TASKS AND EXERCISES →
[1] From the network mapping passage, list every node count in the list of possible links, and give the number of possible links stated for each.
[2] Extract from the network mapping passage the wording starting with "However this 200" and going on through "in the network.".
[3] Answer these questions on the network mapping passage:
(a) Which programme was used to create most of the examples at the end of the document?
(b) About how many nodes did the mapping of the New Cross community in London contain?
(c) With which devices can material be collected in the field when the right web based system is used?
>> start SOURCE PASSAGE
Most of the examples that you will find at the end of this document are created in yEd, a Java based programme that is used to create diagrams by drawing. For the last year, we have been using a web based application called Kumu which allows the storage of information directly in drawn nodes and links and lets you use that information to:
- Structure the diagram - size of nodes, thickness of links etc
- Carry out complex searches to highlight and cluster nodes
Of course the drawing input of data is appropriate to a certain size of network. Up to around 20 nodes, you can pretty well sketch the diagram on a bit of paper and gauge the centrality of nodes by hand - although in a really connected network this can become more difficult. The number of possible links in a network is n(n-1)/2, so 20 nodes have a possible 190 links.
The number of possible links rises steeply as the number of nodes increases as shown below:
- 20 - 190
- 50 - 1,225
- 100 - 4,950
- 200 - 19,900
- 1000 - 499,500
- 3000 - 4,498,500
Up to around 200 nodes, drawn input is OK. beyond that it becomes more difficult.
However this 200 node upper limit suits most organisational situations. It may not work for the mapping of sizeable communities (the recent mapping of the New Cross community in London contained around 3,000 nodes). Most of the work that we have done with local organisations yields less than 200 nodes.
Network mapping questionnaire
The sheet above shows a simple questionnaire for eliciting information from an individual about:
- What organisations / individuals they work most with or refer to for advice
- The characteristics of the cited organisations (including their own)
- The degree to which organisations share Skills and Resources
This allows us to build a network map, carry out a Social Network Analysis to identify the most central individuals / organisations and to compare assets held with their position in the network.
Recently, we have been using online services to collect network information and to link that with audits of assets held by the various individuals and organisations. Using the right web based system can allow material to be collected in the field by tablet or smart phone. The information is returned online to a central database that we can use to construct a network map.
>> end SOURCE PASSAGE
>> start DATASET CONTENT
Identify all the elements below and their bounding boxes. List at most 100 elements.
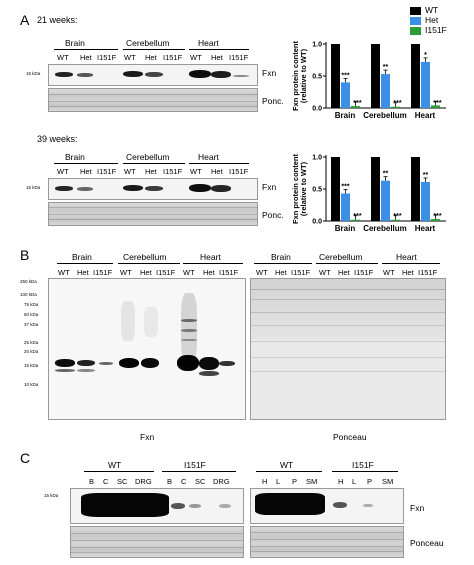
chart-bar-wt-brain (331, 44, 340, 108)
b-marker-10: 10 kDa (24, 382, 39, 387)
panel-c-letter: C (20, 450, 31, 466)
chart-bar-wt-heart (411, 44, 420, 108)
a2-band (211, 185, 231, 192)
b-left-lane-wt-3: WT (183, 268, 195, 277)
chart-bar-wt-cerebellum (371, 157, 380, 221)
chart-bar-het-brain (341, 193, 350, 221)
chart-significance: ** (383, 64, 389, 71)
chart-category-brain: Brain (335, 111, 356, 120)
b-left-cerebellum-underline (118, 263, 180, 264)
b-right-lane-wt-2: WT (319, 268, 331, 277)
chart-bar-i151f-heart (431, 219, 440, 221)
a2-band (123, 185, 143, 191)
b-marker-15: 15 kDa (24, 363, 39, 368)
b-band (181, 339, 197, 341)
c-lane-c-2: C (181, 477, 187, 486)
chart-bar-wt-heart (411, 157, 420, 221)
b-marker-100: 100 kDa (20, 292, 37, 297)
a2-cerebellum-underline (123, 163, 185, 164)
chart-significance: *** (341, 183, 349, 190)
a2-lane-i151f-1: I151F (97, 167, 117, 176)
b-right-lane-het-3: Het (402, 268, 414, 277)
legend-label-wt: WT (425, 5, 439, 15)
a1-lane-i151f-2: I151F (163, 53, 183, 62)
c-band (333, 502, 347, 508)
c-kda-marker: 15 kDa (44, 493, 59, 498)
b-right-lane-i151f-3: I151F (418, 268, 438, 277)
c-band (363, 504, 373, 507)
panel-b-letter: B (20, 247, 30, 263)
chart-ylabel-line2: (relative to WT) (299, 48, 308, 103)
b-band (199, 371, 219, 376)
b-ponceau-stripe (251, 341, 445, 342)
chart-bar-i151f-cerebellum (391, 106, 400, 108)
a2-fxn-label: Fxn (262, 182, 277, 192)
b-left-tissue-brain: Brain (72, 252, 92, 262)
b-right-lane-het-1: Het (275, 268, 287, 277)
chart-significance: *** (433, 100, 441, 107)
a1-band (189, 70, 211, 78)
b-marker-75: 75 kDa (24, 302, 39, 307)
b-ponceau-full-blot (250, 278, 446, 420)
a2-band (77, 187, 93, 191)
a1-band (145, 72, 163, 77)
b-smear (121, 301, 135, 341)
a2-brain-underline (54, 163, 118, 164)
a1-ponceau-blot (48, 88, 258, 112)
a2-lane-wt-1: WT (57, 167, 69, 176)
b-left-lane-wt-1: WT (58, 268, 70, 277)
a1-lane-het-1: Het (80, 53, 92, 62)
a1-tissue-heart: Heart (198, 38, 219, 48)
c-group-i151f-left: I151F (184, 460, 206, 470)
legend-item-wt: WT (410, 5, 447, 15)
a1-brain-underline (54, 49, 118, 50)
a2-lane-i151f-3: I151F (229, 167, 249, 176)
b-right-lane-het-2: Het (338, 268, 350, 277)
b-ponceau-gradient (251, 279, 445, 339)
a1-kda-marker: 15 kDa (26, 71, 41, 76)
b-ponceau-stripe (251, 312, 445, 313)
b-left-lane-i151f-3: I151F (219, 268, 239, 277)
chart-significance: ** (423, 172, 429, 179)
legend-swatch-het (410, 16, 421, 25)
b-ponceau-stripe (251, 371, 445, 372)
a1-lane-het-3: Het (211, 53, 223, 62)
b-right-tissue-heart: Heart (396, 252, 417, 262)
chart-ylabel-line2: (relative to WT) (299, 161, 308, 216)
a2-band (55, 186, 73, 191)
a1-tissue-cerebellum: Cerebellum (126, 38, 170, 48)
c-group-i151f-left-underline (162, 471, 236, 472)
c-lane-b-2: B (167, 477, 173, 486)
a2-ponceau-blot (48, 202, 258, 226)
a2-heart-underline (189, 163, 249, 164)
a2-lane-wt-3: WT (190, 167, 202, 176)
chart-y-tick-label: 0.0 (312, 219, 322, 226)
c-lane-sm-2: SM (382, 477, 394, 486)
b-ponceau-stripe (251, 325, 445, 326)
chart-y-tick-label: 0.5 (312, 187, 322, 194)
b-marker-250: 250 kDa (20, 279, 37, 284)
b-marker-37: 37 kDa (24, 322, 39, 327)
c-band (171, 503, 185, 509)
a1-band (77, 73, 93, 77)
b-band (55, 359, 75, 367)
c-fxn-blot-left (70, 488, 244, 524)
a2-lane-het-3: Het (211, 167, 223, 176)
c-lane-sm-1: SM (306, 477, 318, 486)
b-smear (144, 307, 158, 337)
b-right-heart-underline (382, 263, 440, 264)
chart-significance: *** (353, 100, 361, 107)
c-lane-sc-2: SC (195, 477, 206, 486)
a2-band (189, 184, 211, 192)
a2-tissue-brain: Brain (65, 152, 85, 162)
c-lane-sc-1: SC (117, 477, 128, 486)
chart-bar-het-brain (341, 82, 350, 108)
b-marker-50: 50 kDa (24, 312, 39, 317)
a2-lane-i151f-2: I151F (163, 167, 183, 176)
a1-tissue-brain: Brain (65, 38, 85, 48)
b-left-lane-wt-2: WT (120, 268, 132, 277)
legend-label-i151f: I151F (425, 25, 447, 35)
b-fxn-caption: Fxn (140, 432, 155, 442)
c-lane-h-1: H (262, 477, 268, 486)
legend-swatch-wt (410, 6, 421, 15)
>> end DATASET CONTENT
SOLUTIONS TO EACH TASK →
[1]
20 nodes: 190 possible links
50 nodes: 1,225 possible links
100 nodes: 4,950 possible links
200 nodes: 19,900 possible links
1000 nodes: 499,500 possible links
3000 nodes: 4,498,500 possible links

[2]
However this 200 node upper limit suits most organisational situations. It may not work for the mapping of sizeable communities (the recent mapping of the New Cross community in London contained around 3,000 nodes). Most of the work that we have done with local organisations yields less than 200 nodes.
Network mapping questionnaire
The sheet above shows a simple questionnaire for eliciting information from an individual about:
- What organisations / individuals they work most with or refer to for advice
- The characteristics of the cited organisations (including their own)
- The degree to which organisations share Skills and Resources
This allows us to build a network map, carry out a Social Network Analysis to identify the most central individuals / organisations and to compare assets held with their position in the network.

[3]
(a) yEd
(b) Around 3,000
(c) A tablet or smart phone